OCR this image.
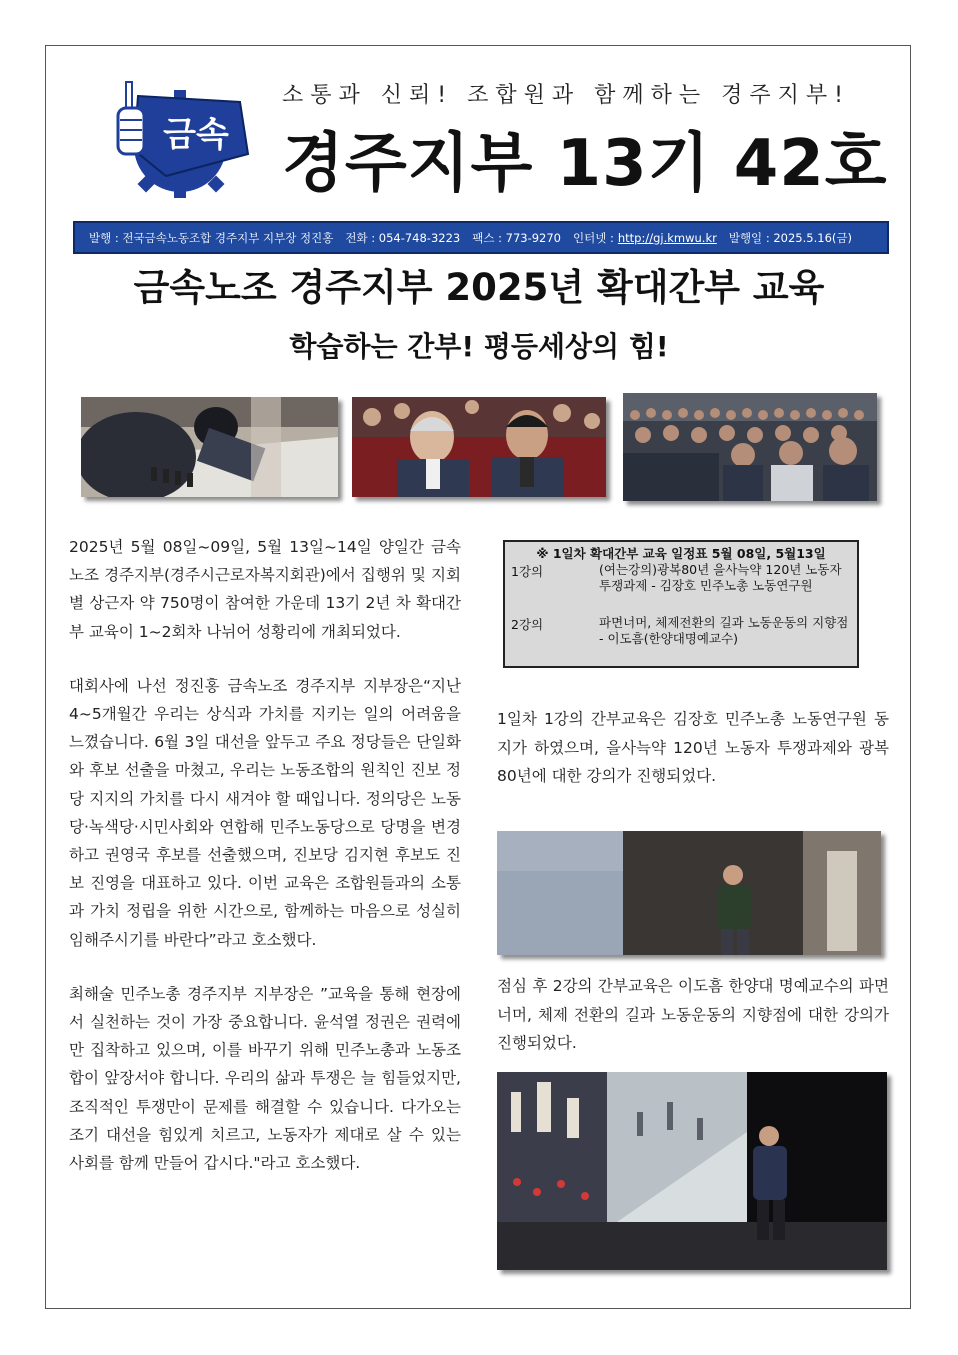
금속
소통과 신뢰! 조합원과 함께하는 경주지부!
경주지부 13기 42호
발행 : 전국금속노동조합 경주지부 지부장 정진홍 전화 : 054-748-3223 팩스 : 773-9270 인터넷 : http://gj.kmwu.kr 발행일 : 2025.5.16(금)
금속노조 경주지부 2025년 확대간부 교육
학습하는 간부! 평등세상의 힘!

2025년 5월 08일~09일, 5월 13일~14일 양일간 금속노조 경주지부(경주시근로자복지회관)에서 집행위 및 지회별 상근자 약 750명이 참여한 가운데 13기 2년 차 확대간부 교육이 1~2회차 나뉘어 성황리에 개최되었다.

대회사에 나선 정진홍 금속노조 경주지부 지부장은“지난 4~5개월간 우리는 상식과 가치를 지키는 일의 어려움을 느꼈습니다. 6월 3일 대선을 앞두고 주요 정당들은 단일화와 후보 선출을 마쳤고, 우리는 노동조합의 원칙인 진보 정당 지지의 가치를 다시 새겨야 할 때입니다. 정의당은 노동당·녹색당·시민사회와 연합해 민주노동당으로 당명을 변경하고 권영국 후보를 선출했으며, 진보당 김지현 후보도 진보 진영을 대표하고 있다. 이번 교육은 조합원들과의 소통과 가치 정립을 위한 시간으로, 함께하는 마음으로 성실히 임해주시기를 바란다”라고 호소했다.

최해술 민주노총 경주지부 지부장은 ”교육을 통해 현장에서 실천하는 것이 가장 중요합니다. 윤석열 정권은 권력에만 집착하고 있으며, 이를 바꾸기 위해 민주노총과 노동조합이 앞장서야 합니다. 우리의 삶과 투쟁은 늘 힘들었지만, 조직적인 투쟁만이 문제를 해결할 수 있습니다. 다가오는 조기 대선을 힘있게 치르고, 노동자가 제대로 살 수 있는 사회를 함께 만들어 갑시다."라고 호소했다.

※ 1일차 확대간부 교육 일정표 5월 08일, 5월13일
1강의	(여는강의)광복80년 을사늑약 120년 노동자 투쟁과제 - 김장호 민주노총 노동연구원
2강의	파면너머, 체제전환의 길과 노동운동의 지향점 - 이도흠(한양대명예교수)
1일차 1강의 간부교육은 김장호 민주노총 노동연구원 동지가 하였으며, 을사늑약 120년 노동자 투쟁과제와 광복 80년에 대한 강의가 진행되었다.
점심 후 2강의 간부교육은 이도흠 한양대 명예교수의 파면 너머, 체제 전환의 길과 노동운동의 지향점에 대한 강의가 진행되었다.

***

Set down every entry word for word, but omit the pictures.

#### [Result of the exercise]
OCR this image.
금속
소통과 신뢰! 조합원과 함께하는 경주지부!
경주지부 13기 42호
발행 : 전국금속노동조합 경주지부 지부장 정진홍 전화 : 054-748-3223 팩스 : 773-9270 인터넷 : http://gj.kmwu.kr 발행일 : 2025.5.16(금)
금속노조 경주지부 2025년 확대간부 교육
학습하는 간부! 평등세상의 힘!

2025년 5월 08일~09일, 5월 13일~14일 양일간 금속노조 경주지부(경주시근로자복지회관)에서 집행위 및 지회별 상근자 약 750명이 참여한 가운데 13기 2년 차 확대간부 교육이 1~2회차 나뉘어 성황리에 개최되었다.

대회사에 나선 정진홍 금속노조 경주지부 지부장은“지난 4~5개월간 우리는 상식과 가치를 지키는 일의 어려움을 느꼈습니다. 6월 3일 대선을 앞두고 주요 정당들은 단일화와 후보 선출을 마쳤고, 우리는 노동조합의 원칙인 진보 정당 지지의 가치를 다시 새겨야 할 때입니다. 정의당은 노동당·녹색당·시민사회와 연합해 민주노동당으로 당명을 변경하고 권영국 후보를 선출했으며, 진보당 김지현 후보도 진보 진영을 대표하고 있다. 이번 교육은 조합원들과의 소통과 가치 정립을 위한 시간으로, 함께하는 마음으로 성실히 임해주시기를 바란다”라고 호소했다.

최해술 민주노총 경주지부 지부장은 ”교육을 통해 현장에서 실천하는 것이 가장 중요합니다. 윤석열 정권은 권력에만 집착하고 있으며, 이를 바꾸기 위해 민주노총과 노동조합이 앞장서야 합니다. 우리의 삶과 투쟁은 늘 힘들었지만, 조직적인 투쟁만이 문제를 해결할 수 있습니다. 다가오는 조기 대선을 힘있게 치르고, 노동자가 제대로 살 수 있는 사회를 함께 만들어 갑시다."라고 호소했다.

※ 1일차 확대간부 교육 일정표 5월 08일, 5월13일
1강의	(여는강의)광복80년 을사늑약 120년 노동자 투쟁과제 - 김장호 민주노총 노동연구원
2강의	파면너머, 체제전환의 길과 노동운동의 지향점 - 이도흠(한양대명예교수)
1일차 1강의 간부교육은 김장호 민주노총 노동연구원 동지가 하였으며, 을사늑약 120년 노동자 투쟁과제와 광복 80년에 대한 강의가 진행되었다.
점심 후 2강의 간부교육은 이도흠 한양대 명예교수의 파면 너머, 체제 전환의 길과 노동운동의 지향점에 대한 강의가 진행되었다.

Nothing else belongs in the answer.